Short task: Look through the material below and count the lines with the string "circle". Report only the count.

Dataset records:
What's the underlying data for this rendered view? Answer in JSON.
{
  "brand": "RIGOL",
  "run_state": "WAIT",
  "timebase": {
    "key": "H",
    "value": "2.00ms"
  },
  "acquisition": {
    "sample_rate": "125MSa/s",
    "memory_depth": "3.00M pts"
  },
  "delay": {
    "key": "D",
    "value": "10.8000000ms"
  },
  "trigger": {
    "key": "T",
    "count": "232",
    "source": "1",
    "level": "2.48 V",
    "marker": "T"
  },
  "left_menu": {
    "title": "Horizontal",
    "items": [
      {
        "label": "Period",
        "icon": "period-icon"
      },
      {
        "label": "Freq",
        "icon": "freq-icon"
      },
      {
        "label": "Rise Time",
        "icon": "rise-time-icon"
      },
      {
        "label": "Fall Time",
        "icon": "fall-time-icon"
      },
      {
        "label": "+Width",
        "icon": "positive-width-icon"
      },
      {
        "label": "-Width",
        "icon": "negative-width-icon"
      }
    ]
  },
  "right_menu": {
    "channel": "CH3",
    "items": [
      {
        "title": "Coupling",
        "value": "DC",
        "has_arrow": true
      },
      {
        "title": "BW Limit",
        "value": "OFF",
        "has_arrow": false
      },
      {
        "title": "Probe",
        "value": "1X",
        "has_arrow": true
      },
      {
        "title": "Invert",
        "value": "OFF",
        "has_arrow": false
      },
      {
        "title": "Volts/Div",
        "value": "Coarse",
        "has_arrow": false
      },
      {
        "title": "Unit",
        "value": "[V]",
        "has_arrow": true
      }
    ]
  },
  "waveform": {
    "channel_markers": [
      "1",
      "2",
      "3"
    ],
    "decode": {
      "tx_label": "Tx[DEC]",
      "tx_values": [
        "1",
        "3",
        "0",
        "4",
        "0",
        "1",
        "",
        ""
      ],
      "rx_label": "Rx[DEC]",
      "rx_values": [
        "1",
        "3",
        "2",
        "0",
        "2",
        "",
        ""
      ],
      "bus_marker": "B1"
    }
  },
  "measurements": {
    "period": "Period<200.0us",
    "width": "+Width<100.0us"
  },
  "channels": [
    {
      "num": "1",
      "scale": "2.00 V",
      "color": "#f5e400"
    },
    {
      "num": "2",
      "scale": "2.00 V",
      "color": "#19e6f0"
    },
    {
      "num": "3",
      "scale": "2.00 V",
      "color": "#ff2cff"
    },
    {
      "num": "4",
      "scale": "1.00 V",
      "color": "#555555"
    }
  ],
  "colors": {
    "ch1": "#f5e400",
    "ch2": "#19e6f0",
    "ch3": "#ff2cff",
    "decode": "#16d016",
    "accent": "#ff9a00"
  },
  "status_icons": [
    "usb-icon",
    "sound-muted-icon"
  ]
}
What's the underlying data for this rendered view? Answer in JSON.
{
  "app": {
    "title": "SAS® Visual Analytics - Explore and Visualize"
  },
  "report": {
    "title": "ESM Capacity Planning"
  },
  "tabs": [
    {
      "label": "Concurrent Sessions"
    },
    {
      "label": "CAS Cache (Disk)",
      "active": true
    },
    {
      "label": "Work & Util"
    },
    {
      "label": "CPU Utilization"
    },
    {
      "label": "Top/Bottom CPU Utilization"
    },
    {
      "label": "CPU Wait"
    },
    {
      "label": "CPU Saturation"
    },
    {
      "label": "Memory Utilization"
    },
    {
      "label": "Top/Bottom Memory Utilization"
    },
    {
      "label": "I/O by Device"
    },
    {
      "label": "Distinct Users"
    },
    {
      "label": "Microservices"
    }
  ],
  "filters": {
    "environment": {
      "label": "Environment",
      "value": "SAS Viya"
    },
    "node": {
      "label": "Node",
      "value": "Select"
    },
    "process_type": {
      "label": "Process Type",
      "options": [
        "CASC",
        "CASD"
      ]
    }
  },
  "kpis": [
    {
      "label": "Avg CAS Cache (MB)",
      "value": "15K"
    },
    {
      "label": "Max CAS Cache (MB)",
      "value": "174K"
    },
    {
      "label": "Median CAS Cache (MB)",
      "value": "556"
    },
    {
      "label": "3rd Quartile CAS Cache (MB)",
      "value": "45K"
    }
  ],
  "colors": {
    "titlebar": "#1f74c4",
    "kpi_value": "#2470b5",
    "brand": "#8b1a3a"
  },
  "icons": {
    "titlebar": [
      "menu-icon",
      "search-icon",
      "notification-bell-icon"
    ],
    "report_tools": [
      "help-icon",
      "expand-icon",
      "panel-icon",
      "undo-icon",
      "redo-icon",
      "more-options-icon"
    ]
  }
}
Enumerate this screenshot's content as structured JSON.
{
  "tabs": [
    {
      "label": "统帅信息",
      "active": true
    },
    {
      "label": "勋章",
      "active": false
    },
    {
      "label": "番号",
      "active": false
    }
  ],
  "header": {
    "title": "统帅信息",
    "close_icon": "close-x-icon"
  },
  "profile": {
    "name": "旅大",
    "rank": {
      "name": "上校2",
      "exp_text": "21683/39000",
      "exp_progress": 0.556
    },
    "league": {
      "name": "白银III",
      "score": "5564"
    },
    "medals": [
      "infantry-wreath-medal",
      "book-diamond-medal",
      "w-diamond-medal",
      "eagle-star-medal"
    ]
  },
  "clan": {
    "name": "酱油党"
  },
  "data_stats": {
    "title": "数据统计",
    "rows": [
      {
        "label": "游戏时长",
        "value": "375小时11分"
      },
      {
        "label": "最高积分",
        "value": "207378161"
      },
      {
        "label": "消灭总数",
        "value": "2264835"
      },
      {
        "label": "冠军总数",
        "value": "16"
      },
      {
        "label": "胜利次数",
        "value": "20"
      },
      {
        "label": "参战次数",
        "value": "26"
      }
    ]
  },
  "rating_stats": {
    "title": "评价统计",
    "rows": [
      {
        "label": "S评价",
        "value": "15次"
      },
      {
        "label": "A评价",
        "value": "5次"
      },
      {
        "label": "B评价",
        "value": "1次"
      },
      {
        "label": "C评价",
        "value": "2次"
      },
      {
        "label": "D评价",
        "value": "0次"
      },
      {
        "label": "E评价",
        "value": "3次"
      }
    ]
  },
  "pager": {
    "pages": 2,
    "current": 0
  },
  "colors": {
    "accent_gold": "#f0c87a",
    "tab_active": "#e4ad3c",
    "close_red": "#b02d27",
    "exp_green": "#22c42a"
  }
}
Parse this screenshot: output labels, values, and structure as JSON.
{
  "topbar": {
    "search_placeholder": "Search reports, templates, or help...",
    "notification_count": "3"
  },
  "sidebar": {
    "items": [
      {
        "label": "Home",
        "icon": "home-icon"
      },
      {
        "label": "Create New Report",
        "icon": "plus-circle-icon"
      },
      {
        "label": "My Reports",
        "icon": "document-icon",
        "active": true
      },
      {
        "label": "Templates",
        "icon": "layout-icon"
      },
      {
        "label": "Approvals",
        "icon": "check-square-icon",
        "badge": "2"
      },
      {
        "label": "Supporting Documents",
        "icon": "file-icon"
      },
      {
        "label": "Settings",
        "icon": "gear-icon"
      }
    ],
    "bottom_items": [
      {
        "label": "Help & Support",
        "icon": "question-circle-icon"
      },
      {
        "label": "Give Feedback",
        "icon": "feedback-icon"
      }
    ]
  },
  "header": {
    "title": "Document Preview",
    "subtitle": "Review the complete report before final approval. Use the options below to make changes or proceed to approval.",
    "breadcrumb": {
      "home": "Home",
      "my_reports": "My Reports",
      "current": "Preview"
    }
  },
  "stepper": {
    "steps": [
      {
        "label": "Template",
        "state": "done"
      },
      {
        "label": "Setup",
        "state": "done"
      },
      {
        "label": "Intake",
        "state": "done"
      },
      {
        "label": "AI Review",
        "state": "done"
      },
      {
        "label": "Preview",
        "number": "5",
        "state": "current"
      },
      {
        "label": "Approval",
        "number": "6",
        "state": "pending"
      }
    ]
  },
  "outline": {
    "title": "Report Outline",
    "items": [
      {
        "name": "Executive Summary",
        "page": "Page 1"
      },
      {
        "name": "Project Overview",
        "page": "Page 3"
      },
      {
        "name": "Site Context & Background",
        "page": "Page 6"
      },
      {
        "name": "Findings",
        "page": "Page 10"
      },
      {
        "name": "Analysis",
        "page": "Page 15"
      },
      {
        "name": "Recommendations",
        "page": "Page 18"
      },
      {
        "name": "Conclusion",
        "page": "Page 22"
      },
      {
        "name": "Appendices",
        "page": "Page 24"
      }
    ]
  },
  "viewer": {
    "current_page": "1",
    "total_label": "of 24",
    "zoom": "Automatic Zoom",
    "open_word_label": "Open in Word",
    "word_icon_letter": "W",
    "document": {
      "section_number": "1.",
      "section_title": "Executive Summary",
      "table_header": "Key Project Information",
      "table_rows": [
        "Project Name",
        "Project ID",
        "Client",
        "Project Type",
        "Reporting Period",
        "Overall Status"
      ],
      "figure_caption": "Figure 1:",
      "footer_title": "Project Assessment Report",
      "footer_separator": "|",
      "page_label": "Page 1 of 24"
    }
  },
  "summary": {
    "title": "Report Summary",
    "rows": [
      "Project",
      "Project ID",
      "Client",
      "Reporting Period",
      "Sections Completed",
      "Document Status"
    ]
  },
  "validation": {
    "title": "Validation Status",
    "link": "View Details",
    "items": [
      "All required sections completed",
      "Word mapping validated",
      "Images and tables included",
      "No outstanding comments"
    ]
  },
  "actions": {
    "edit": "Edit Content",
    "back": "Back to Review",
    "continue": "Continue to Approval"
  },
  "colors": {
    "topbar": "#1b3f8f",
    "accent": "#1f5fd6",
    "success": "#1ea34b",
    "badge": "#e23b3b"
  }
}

Solution for this task: 2